• 阅读材料:
做莫比乌斯的题所需要的代码:

#include"bits/stdc++.h"
#define C(n,m) ((long long)fac[(n)]*inv[(m)]%MOD*inv[(n)-(m)]%MOD)
using namespace std;
const int maxn=3e5+5;
const int MOD=1e9+7;
char mu[maxn];
int sum[maxn];
vector<int>prime;
bool vis[maxn];
int fac[maxn]={1,1},inv[maxn]={1,1};
long long ksm(long long a,long long b,long long mod)
{
    long long res=1,base=a;
    while(b)
    {
        if(b&1)res=(res*base)%mod;
        base=(base*base)%mod;
        b>>=1;
    }
    return res;
}

void Init(int NN)
{
    memset(vis,1,sizeof(vis));
    mu[1]=1;
    for(int i=2;i<=NN;i++)
    {
        if(vis[i])
        {
            prime.push_back(i);
            mu[i]=-1;
        }
        for(int j=0;j<prime.size()&&i*prime[j]<=NN;j++)
        {
            vis[i*prime[j]]=0;
            if(i%prime[j]==0)
            {
                mu[i*prime[j]]=0;
                break;
            }
            else mu[i*prime[j]]=-mu[i];
        }
        fac[i]=(long long)fac[i-1]*i%MOD;
        inv[i]=ksm(fac[i],MOD-2,MOD);
    }
}
long long F(int d,int n,int m)//F(d)
{
    return (long long)(n/d)*(m/d);
}
long long f(int x,int n,int m)//f(d)
{
    if(n>m)swap(n,m);
    long long res=0;
    int j;
    for(int i=1,d=x;i<=n;i=j+1)//错误地方:d每次的值和i不一样
    {
        j=min(n/(n/i),m/(m/i));//要两个里面最小的
        res+=(long long)(sum[j]-sum[i-1])*F(d,n,m);
        d+=x*(j-i+1);
    }
    return res;
}

• 挑战题 1: 在这段莫比乌斯代码中,常量 MOD 被设为什么值?
• 挑战题 2: 请照录这段莫比乌斯代码中从“void Init(int NN)”到“for(int j=0;j<prime.size()&&i*prime[j]<=NN;j++)”的部分。
作答时只依据这段莫比乌斯代码。

• 所示数据:
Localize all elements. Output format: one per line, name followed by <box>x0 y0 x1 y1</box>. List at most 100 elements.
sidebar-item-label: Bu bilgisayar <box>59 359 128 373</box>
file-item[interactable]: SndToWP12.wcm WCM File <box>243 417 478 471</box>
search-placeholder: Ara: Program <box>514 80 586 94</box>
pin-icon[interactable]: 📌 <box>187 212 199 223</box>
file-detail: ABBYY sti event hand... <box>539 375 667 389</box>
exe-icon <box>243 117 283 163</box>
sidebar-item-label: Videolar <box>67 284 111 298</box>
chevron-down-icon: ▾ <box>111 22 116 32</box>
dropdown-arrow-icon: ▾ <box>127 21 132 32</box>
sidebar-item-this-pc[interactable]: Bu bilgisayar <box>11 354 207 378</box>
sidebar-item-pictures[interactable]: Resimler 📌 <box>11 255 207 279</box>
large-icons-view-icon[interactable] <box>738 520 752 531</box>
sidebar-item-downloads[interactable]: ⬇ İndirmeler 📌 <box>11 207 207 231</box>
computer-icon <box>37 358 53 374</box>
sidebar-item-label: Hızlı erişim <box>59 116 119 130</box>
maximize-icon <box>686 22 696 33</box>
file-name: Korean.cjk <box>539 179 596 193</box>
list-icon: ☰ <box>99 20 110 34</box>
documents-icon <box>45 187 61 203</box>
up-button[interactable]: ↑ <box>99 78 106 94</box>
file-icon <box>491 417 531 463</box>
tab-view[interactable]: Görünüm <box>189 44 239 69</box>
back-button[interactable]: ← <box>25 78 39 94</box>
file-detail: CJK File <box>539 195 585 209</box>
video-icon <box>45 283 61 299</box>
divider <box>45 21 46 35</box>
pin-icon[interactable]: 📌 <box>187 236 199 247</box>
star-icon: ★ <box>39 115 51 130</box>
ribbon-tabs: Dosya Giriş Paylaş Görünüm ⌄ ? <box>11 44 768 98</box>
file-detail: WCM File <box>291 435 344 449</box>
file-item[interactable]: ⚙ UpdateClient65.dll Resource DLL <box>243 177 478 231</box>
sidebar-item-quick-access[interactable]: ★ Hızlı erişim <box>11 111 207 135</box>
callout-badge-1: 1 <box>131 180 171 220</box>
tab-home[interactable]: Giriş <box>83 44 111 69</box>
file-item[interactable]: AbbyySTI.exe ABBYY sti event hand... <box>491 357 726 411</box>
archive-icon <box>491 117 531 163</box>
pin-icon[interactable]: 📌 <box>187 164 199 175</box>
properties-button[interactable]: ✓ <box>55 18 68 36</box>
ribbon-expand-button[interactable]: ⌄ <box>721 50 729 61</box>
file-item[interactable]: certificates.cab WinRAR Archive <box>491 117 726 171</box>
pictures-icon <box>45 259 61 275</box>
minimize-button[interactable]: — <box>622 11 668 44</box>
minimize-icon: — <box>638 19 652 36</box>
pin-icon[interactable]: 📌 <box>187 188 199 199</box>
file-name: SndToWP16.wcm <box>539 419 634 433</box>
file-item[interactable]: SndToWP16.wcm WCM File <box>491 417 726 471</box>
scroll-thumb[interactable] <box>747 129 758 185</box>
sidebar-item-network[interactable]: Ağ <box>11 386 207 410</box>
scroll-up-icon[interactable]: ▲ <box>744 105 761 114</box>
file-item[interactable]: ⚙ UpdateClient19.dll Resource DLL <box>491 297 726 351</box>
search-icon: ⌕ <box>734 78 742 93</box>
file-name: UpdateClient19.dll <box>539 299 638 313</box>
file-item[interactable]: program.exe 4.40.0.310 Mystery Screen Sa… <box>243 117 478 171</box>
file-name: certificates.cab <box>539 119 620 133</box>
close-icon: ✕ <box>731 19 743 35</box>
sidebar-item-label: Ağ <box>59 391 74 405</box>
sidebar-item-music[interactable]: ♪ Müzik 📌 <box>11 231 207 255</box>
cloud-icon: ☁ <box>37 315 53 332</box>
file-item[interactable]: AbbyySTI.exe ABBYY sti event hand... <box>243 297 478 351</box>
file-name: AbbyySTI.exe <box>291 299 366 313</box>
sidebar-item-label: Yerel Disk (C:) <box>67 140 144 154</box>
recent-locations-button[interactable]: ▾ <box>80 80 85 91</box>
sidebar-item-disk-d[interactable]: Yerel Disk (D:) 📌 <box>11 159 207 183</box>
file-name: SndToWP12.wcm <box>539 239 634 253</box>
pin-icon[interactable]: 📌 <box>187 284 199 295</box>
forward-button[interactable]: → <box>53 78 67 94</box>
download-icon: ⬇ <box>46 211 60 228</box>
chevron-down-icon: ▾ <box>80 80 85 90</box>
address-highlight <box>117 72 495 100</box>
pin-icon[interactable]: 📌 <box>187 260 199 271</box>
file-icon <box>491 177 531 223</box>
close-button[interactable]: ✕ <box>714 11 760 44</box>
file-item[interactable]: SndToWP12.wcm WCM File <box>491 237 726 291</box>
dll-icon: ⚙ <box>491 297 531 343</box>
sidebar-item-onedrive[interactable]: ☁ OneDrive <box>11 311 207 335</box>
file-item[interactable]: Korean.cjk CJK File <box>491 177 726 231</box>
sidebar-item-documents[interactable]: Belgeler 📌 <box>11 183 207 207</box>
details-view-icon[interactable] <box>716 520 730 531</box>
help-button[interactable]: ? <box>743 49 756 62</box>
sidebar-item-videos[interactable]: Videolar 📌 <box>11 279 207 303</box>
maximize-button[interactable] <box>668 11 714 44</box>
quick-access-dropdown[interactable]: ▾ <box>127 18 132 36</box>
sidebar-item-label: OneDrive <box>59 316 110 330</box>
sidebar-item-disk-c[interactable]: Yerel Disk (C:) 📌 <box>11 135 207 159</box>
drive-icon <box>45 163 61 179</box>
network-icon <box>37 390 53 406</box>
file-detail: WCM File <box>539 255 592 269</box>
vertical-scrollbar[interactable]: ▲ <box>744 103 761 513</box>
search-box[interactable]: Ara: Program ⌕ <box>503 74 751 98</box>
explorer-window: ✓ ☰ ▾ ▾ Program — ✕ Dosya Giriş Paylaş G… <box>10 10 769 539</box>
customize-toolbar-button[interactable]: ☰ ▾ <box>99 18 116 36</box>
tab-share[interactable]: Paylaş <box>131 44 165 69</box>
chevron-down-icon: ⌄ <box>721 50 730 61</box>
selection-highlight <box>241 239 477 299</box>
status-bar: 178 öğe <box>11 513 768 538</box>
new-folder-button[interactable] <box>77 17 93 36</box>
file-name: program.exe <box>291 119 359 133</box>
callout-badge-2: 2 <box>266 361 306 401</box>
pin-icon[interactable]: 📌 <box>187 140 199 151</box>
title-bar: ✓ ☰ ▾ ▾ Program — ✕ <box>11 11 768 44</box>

• 参考答案 1: 1e9+7

• 参考答案 2:
void Init(int NN)
{
    memset(vis,1,sizeof(vis));
    mu[1]=1;
    for(int i=2;i<=NN;i++)
    {
        if(vis[i])
        {
            prime.push_back(i);
            mu[i]=-1;
        }
        for(int j=0;j<prime.size()&&i*prime[j]<=NN;j++)